-- begin Material for this task --
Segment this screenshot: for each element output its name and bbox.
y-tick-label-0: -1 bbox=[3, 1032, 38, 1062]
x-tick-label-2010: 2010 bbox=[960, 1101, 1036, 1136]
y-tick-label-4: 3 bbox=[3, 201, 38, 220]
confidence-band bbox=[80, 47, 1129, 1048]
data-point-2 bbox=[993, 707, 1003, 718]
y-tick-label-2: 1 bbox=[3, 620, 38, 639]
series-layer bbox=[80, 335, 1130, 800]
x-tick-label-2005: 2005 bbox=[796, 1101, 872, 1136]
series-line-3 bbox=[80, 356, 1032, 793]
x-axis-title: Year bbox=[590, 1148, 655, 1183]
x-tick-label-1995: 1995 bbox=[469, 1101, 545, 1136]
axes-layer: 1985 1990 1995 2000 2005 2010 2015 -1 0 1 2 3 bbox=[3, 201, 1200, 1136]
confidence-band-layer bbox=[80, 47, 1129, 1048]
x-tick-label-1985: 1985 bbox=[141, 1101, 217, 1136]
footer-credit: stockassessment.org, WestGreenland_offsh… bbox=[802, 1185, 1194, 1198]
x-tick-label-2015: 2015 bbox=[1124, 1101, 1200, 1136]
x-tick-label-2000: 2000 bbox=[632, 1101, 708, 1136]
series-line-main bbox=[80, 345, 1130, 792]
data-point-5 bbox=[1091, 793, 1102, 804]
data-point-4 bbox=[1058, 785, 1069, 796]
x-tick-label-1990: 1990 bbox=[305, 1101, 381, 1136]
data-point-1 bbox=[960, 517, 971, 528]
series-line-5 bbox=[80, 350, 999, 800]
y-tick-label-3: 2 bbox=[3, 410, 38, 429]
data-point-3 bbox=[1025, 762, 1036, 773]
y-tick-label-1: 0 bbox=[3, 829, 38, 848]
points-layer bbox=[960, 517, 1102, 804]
-- end Material for this task --
**Work instructions**
Output every line of the items above as a Markdown table with the columns Row and Item line. Number the rows in order and omit any blank lines.

**Exercise response**
| Row | Item line |
|---|---|
| 1 | Segment this screenshot: for each element output its name and bbox. |
| 2 | y-tick-label-0: -1 bbox=[3, 1032, 38, 1062] |
| 3 | x-tick-label-2010: 2010 bbox=[960, 1101, 1036, 1136] |
| 4 | y-tick-label-4: 3 bbox=[3, 201, 38, 220] |
| 5 | confidence-band bbox=[80, 47, 1129, 1048] |
| 6 | data-point-2 bbox=[993, 707, 1003, 718] |
| 7 | y-tick-label-2: 1 bbox=[3, 620, 38, 639] |
| 8 | series-layer bbox=[80, 335, 1130, 800] |
| 9 | x-tick-label-2005: 2005 bbox=[796, 1101, 872, 1136] |
| 10 | series-line-3 bbox=[80, 356, 1032, 793] |
| 11 | x-axis-title: Year bbox=[590, 1148, 655, 1183] |
| 12 | x-tick-label-1995: 1995 bbox=[469, 1101, 545, 1136] |
| 13 | axes-layer: 1985 1990 1995 2000 2005 2010 2015 -1 0 1 2 3 bbox=[3, 201, 1200, 1136] |
| 14 | confidence-band-layer bbox=[80, 47, 1129, 1048] |
| 15 | x-tick-label-1985: 1985 bbox=[141, 1101, 217, 1136] |
| 16 | footer-credit: stockassessment.org, WestGreenland_offsh… bbox=[802, 1185, 1194, 1198] |
| 17 | x-tick-label-2015: 2015 bbox=[1124, 1101, 1200, 1136] |
| 18 | x-tick-label-2000: 2000 bbox=[632, 1101, 708, 1136] |
| 19 | series-line-main bbox=[80, 345, 1130, 792] |
| 20 | data-point-5 bbox=[1091, 793, 1102, 804] |
| 21 | data-point-4 bbox=[1058, 785, 1069, 796] |
| 22 | x-tick-label-1990: 1990 bbox=[305, 1101, 381, 1136] |
| 23 | data-point-1 bbox=[960, 517, 971, 528] |
| 24 | series-line-5 bbox=[80, 350, 999, 800] |
| 25 | y-tick-label-3: 2 bbox=[3, 410, 38, 429] |
| 26 | data-point-3 bbox=[1025, 762, 1036, 773] |
| 27 | y-tick-label-1: 0 bbox=[3, 829, 38, 848] |
| 28 | points-layer bbox=[960, 517, 1102, 804] |